DATA SUPPLIED ::
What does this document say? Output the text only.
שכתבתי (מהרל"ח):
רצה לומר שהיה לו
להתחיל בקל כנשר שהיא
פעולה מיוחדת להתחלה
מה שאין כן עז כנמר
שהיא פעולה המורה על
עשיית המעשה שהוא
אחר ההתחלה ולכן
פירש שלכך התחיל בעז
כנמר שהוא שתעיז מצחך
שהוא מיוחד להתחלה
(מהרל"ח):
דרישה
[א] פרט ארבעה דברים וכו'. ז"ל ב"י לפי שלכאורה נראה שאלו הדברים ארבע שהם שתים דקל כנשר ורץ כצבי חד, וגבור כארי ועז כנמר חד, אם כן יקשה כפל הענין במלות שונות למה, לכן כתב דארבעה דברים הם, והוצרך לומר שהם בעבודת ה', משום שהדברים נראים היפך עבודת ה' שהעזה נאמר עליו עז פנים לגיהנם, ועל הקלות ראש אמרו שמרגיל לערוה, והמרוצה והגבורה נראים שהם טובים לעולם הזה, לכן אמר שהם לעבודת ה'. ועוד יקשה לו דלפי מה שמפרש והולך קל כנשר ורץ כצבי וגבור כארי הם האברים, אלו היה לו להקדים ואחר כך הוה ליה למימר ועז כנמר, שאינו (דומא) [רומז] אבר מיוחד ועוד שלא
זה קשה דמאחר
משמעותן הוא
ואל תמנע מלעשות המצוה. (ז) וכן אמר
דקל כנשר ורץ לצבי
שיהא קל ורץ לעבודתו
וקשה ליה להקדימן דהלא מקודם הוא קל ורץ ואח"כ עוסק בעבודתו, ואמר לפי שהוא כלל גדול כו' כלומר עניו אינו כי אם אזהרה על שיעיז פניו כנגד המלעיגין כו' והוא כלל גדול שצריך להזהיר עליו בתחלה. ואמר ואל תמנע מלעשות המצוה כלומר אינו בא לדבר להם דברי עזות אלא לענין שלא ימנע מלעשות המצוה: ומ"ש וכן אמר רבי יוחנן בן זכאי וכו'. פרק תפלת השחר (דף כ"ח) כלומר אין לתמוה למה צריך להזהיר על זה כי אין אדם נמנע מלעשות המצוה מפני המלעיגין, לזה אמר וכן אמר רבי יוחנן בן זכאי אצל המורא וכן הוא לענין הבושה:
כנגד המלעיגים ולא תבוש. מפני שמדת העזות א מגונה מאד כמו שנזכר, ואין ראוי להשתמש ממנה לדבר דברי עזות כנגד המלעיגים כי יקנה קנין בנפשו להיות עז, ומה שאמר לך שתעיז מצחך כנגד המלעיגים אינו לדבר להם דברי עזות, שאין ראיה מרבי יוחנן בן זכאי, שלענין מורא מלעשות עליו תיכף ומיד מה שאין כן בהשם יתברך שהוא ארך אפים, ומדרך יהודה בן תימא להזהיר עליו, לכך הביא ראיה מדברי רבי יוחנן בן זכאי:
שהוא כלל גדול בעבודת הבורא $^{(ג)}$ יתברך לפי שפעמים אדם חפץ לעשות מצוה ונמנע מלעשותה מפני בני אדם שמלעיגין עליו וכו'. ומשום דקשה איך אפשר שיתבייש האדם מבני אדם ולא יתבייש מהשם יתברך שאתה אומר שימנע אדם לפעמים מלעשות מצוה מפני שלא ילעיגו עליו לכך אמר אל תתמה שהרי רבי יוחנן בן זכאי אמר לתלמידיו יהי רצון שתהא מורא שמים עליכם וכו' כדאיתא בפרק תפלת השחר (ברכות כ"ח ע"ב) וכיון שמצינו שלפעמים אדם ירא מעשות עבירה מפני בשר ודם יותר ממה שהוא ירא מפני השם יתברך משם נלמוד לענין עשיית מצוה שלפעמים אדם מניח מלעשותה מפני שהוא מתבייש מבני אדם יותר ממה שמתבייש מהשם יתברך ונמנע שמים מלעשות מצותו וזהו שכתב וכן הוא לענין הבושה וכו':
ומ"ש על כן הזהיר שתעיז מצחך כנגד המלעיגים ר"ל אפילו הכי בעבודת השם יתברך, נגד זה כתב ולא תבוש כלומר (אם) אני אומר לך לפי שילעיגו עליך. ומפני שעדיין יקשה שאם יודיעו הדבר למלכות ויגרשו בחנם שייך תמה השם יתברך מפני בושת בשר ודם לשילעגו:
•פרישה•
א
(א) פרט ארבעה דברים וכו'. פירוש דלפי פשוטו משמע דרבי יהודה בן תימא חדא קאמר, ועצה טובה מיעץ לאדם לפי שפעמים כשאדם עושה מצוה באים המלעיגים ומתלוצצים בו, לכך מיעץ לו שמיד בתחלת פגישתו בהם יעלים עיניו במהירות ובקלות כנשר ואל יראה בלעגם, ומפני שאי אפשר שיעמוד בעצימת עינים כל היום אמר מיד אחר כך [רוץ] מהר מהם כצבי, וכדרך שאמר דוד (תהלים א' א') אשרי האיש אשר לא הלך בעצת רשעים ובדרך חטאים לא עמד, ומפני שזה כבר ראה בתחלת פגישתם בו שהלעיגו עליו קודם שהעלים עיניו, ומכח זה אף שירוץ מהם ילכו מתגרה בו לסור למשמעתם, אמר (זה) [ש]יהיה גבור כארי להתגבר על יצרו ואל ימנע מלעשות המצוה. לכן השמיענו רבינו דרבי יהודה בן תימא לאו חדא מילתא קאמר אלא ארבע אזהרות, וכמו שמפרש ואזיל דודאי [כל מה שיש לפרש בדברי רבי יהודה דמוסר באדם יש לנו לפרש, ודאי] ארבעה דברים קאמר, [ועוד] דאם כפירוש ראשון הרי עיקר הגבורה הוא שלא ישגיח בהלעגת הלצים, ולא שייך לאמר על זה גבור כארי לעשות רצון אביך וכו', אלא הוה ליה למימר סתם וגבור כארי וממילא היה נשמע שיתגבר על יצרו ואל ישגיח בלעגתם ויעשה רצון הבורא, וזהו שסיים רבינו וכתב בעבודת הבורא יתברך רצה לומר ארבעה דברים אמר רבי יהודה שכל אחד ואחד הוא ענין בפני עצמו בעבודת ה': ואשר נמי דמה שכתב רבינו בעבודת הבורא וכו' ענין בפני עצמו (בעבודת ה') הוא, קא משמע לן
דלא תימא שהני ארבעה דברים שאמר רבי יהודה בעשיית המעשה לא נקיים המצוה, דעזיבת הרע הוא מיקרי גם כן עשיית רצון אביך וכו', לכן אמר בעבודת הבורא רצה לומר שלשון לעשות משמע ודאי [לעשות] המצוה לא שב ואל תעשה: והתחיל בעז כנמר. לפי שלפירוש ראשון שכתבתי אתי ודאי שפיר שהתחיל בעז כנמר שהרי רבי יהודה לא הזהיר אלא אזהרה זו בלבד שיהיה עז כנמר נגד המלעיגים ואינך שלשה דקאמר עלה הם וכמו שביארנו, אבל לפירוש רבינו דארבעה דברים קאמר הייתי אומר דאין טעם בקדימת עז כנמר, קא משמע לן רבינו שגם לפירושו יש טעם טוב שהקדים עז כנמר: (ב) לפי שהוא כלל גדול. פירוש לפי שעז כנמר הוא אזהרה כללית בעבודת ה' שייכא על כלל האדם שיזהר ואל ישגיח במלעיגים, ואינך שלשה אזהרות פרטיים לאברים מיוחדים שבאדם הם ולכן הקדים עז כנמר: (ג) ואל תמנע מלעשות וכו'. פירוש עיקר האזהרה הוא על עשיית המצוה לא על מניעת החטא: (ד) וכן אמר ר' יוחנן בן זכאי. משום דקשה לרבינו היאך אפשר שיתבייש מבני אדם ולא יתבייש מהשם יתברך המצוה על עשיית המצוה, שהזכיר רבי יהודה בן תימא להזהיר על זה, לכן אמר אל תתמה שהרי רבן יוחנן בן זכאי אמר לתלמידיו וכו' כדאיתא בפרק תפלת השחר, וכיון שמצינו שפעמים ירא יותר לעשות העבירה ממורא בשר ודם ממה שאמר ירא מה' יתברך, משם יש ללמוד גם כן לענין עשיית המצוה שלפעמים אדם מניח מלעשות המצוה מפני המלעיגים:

DIRECTIONS FOR THIS TASK :: Return each line among the entries that holds the word "תבוש".

ANSWER FOR THE TASK ::
כנגד המלעיגים ולא תבוש. מפני שמדת העזות א מגונה מאד כמו שנזכר, ואין ראוי להשתמש ממנה לדבר דברי עזות כנגד המלעיגים כי יקנה קנין בנפשו להיות עז, ומה שאמר לך שתעיז מצחך כנגד המלעיגים אינו לדבר להם דברי עזות, שאין ראיה מרבי יוחנן בן זכאי, שלענין מורא מלעשות עליו תיכף ומיד מה שאין כן בהשם יתברך שהוא ארך אפים, ומדרך יהודה בן תימא להזהיר עליו, לכך הביא ראיה מדברי רבי יוחנן בן זכאי:
ומ"ש על כן הזהיר שתעיז מצחך כנגד המלעיגים ר"ל אפילו הכי בעבודת השם יתברך, נגד זה כתב ולא תבוש כלומר (אם) אני אומר לך לפי שילעיגו עליך. ומפני שעדיין יקשה שאם יודיעו הדבר למלכות ויגרשו בחנם שייך תמה השם יתברך מפני בושת בשר ודם לשילעגו:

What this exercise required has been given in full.